■ TASK TO COMPLETE: Reproduce each of the lines word for word.

■ GIVEN RECORDS:
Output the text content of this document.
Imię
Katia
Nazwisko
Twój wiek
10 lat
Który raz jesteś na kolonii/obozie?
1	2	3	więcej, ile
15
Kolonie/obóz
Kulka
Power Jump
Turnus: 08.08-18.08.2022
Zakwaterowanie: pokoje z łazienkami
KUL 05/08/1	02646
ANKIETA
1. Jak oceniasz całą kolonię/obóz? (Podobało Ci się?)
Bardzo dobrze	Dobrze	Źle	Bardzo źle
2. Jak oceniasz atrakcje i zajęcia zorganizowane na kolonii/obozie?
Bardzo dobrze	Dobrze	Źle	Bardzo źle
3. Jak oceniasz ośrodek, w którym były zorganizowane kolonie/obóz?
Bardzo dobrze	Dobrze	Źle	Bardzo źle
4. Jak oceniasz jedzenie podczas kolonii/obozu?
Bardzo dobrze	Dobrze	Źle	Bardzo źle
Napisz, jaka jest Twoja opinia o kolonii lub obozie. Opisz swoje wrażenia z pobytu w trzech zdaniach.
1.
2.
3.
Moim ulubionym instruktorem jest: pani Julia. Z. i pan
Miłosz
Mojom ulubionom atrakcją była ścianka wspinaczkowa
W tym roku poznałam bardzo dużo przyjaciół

■ SOLUTION TO THIS EXERCISE:
Output the text content of this document.
Imię
Katia
Nazwisko
Twój wiek
10 lat
Który raz jesteś na kolonii/obozie?
1	2	3	więcej, ile
15
Kolonie/obóz
Kulka
Power Jump
Turnus: 08.08-18.08.2022
Zakwaterowanie: pokoje z łazienkami
KUL 05/08/1	02646
ANKIETA
1. Jak oceniasz całą kolonię/obóz? (Podobało Ci się?)
Bardzo dobrze	Dobrze	Źle	Bardzo źle
2. Jak oceniasz atrakcje i zajęcia zorganizowane na kolonii/obozie?
Bardzo dobrze	Dobrze	Źle	Bardzo źle
3. Jak oceniasz ośrodek, w którym były zorganizowane kolonie/obóz?
Bardzo dobrze	Dobrze	Źle	Bardzo źle
4. Jak oceniasz jedzenie podczas kolonii/obozu?
Bardzo dobrze	Dobrze	Źle	Bardzo źle
Napisz, jaka jest Twoja opinia o kolonii lub obozie. Opisz swoje wrażenia z pobytu w trzech zdaniach.
1.
2.
3.
Moim ulubionym instruktorem jest: pani Julia. Z. i pan
Miłosz
Mojom ulubionom atrakcją była ścianka wspinaczkowa
W tym roku poznałam bardzo dużo przyjaciół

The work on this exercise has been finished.